> PROBLEM REQUIREMENTS: Arrange each line of the records below as a Markdown table with two columns, No. for the row number and Entry for the line. Skip blank lines and leave the pictures out.

> SUPPLIED MATERIAL:

- - - -

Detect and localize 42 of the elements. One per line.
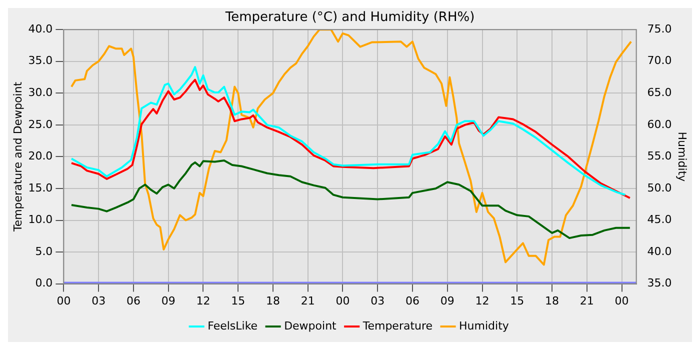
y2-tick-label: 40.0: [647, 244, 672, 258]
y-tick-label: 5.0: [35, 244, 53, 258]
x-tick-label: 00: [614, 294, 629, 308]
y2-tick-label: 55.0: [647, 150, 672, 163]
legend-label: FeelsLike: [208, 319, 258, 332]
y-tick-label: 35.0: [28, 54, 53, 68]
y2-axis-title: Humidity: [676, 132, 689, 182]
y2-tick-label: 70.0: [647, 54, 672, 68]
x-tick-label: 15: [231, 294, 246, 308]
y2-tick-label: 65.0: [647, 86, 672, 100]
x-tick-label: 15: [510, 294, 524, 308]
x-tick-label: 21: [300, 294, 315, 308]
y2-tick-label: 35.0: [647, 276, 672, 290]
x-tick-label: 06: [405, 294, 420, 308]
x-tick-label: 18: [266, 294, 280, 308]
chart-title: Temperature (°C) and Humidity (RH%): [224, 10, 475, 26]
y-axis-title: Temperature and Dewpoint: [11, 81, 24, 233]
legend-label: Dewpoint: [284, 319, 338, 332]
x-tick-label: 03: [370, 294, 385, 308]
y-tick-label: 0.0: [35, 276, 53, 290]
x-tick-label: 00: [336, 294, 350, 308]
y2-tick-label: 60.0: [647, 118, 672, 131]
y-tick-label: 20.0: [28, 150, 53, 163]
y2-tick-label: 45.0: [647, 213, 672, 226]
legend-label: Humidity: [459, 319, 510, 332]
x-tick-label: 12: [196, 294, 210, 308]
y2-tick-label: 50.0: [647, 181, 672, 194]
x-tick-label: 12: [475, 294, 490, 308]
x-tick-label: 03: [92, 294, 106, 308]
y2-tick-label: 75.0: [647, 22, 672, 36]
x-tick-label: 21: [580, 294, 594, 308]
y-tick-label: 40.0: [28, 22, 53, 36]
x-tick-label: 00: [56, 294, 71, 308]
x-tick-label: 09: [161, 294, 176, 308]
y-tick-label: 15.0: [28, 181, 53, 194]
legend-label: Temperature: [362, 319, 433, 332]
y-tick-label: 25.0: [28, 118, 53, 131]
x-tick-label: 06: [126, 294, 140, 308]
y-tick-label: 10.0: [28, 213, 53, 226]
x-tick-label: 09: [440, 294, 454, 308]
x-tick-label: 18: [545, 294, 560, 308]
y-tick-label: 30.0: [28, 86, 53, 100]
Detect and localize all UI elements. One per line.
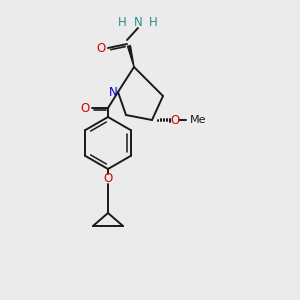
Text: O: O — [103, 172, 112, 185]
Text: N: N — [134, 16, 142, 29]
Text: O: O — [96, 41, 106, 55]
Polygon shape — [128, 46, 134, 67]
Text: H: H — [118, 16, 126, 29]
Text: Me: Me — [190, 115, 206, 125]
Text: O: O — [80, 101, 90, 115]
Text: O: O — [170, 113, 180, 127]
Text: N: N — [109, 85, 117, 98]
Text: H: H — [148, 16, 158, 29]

- - - -

> WRITTEN RESPONSE:
| No. | Entry |
|---|---|
| 1 | Detect and localize 42 of the elements. One per line. |
| 2 | y2-tick-label: 40.0: [647, 244, 672, 258] |
| 3 | y-tick-label: 5.0: [35, 244, 53, 258] |
| 4 | x-tick-label: 00: [614, 294, 629, 308] |
| 5 | y2-tick-label: 55.0: [647, 150, 672, 163] |
| 6 | legend-label: FeelsLike: [208, 319, 258, 332] |
| 7 | y-tick-label: 35.0: [28, 54, 53, 68] |
| 8 | y2-axis-title: Humidity: [676, 132, 689, 182] |
| 9 | y2-tick-label: 70.0: [647, 54, 672, 68] |
| 10 | x-tick-label: 15: [231, 294, 246, 308] |
| 11 | y2-tick-label: 65.0: [647, 86, 672, 100] |
| 12 | x-tick-label: 15: [510, 294, 524, 308] |
| 13 | x-tick-label: 21: [300, 294, 315, 308] |
| 14 | y2-tick-label: 35.0: [647, 276, 672, 290] |
| 15 | x-tick-label: 06: [405, 294, 420, 308] |
| 16 | x-tick-label: 18: [266, 294, 280, 308] |
| 17 | chart-title: Temperature (°C) and Humidity (RH%): [224, 10, 475, 26] |
| 18 | y-axis-title: Temperature and Dewpoint: [11, 81, 24, 233] |
| 19 | legend-label: Dewpoint: [284, 319, 338, 332] |
| 20 | x-tick-label: 03: [370, 294, 385, 308] |
| 21 | y-tick-label: 0.0: [35, 276, 53, 290] |
| 22 | x-tick-label: 00: [336, 294, 350, 308] |
| 23 | y2-tick-label: 60.0: [647, 118, 672, 131] |
| 24 | y-tick-label: 20.0: [28, 150, 53, 163] |
| 25 | y2-tick-label: 45.0: [647, 213, 672, 226] |
| 26 | legend-label: Humidity: [459, 319, 510, 332] |
| 27 | x-tick-label: 12: [196, 294, 210, 308] |
| 28 | y2-tick-label: 50.0: [647, 181, 672, 194] |
| 29 | x-tick-label: 12: [475, 294, 490, 308] |
| 30 | x-tick-label: 03: [92, 294, 106, 308] |
| 31 | y2-tick-label: 75.0: [647, 22, 672, 36] |
| 32 | x-tick-label: 21: [580, 294, 594, 308] |
| 33 | y-tick-label: 40.0: [28, 22, 53, 36] |
| 34 | x-tick-label: 00: [56, 294, 71, 308] |
| 35 | x-tick-label: 09: [161, 294, 176, 308] |
| 36 | y-tick-label: 15.0: [28, 181, 53, 194] |
| 37 | legend-label: Temperature: [362, 319, 433, 332] |
| 38 | y-tick-label: 25.0: [28, 118, 53, 131] |
| 39 | x-tick-label: 06: [126, 294, 140, 308] |
| 40 | y-tick-label: 10.0: [28, 213, 53, 226] |
| 41 | x-tick-label: 09: [440, 294, 454, 308] |
| 42 | x-tick-label: 18: [545, 294, 560, 308] |
| 43 | y-tick-label: 30.0: [28, 86, 53, 100] |
| 44 | Detect and localize all UI elements. One per line. |
| 45 | Text: O: O — [103, 172, 112, 185] |
| 46 | Text: N: N — [134, 16, 142, 29] |
| 47 | Text: O: O — [96, 41, 106, 55] |
| 48 | Polygon shape — [128, 46, 134, 67] |
| 49 | Text: H: H — [118, 16, 126, 29] |
| 50 | Text: Me: Me — [190, 115, 206, 125] |
| 51 | Text: O: O — [80, 101, 90, 115] |
| 52 | Text: O: O — [170, 113, 180, 127] |
| 53 | Text: N: N — [109, 85, 117, 98] |
| 54 | Text: H: H — [148, 16, 158, 29] |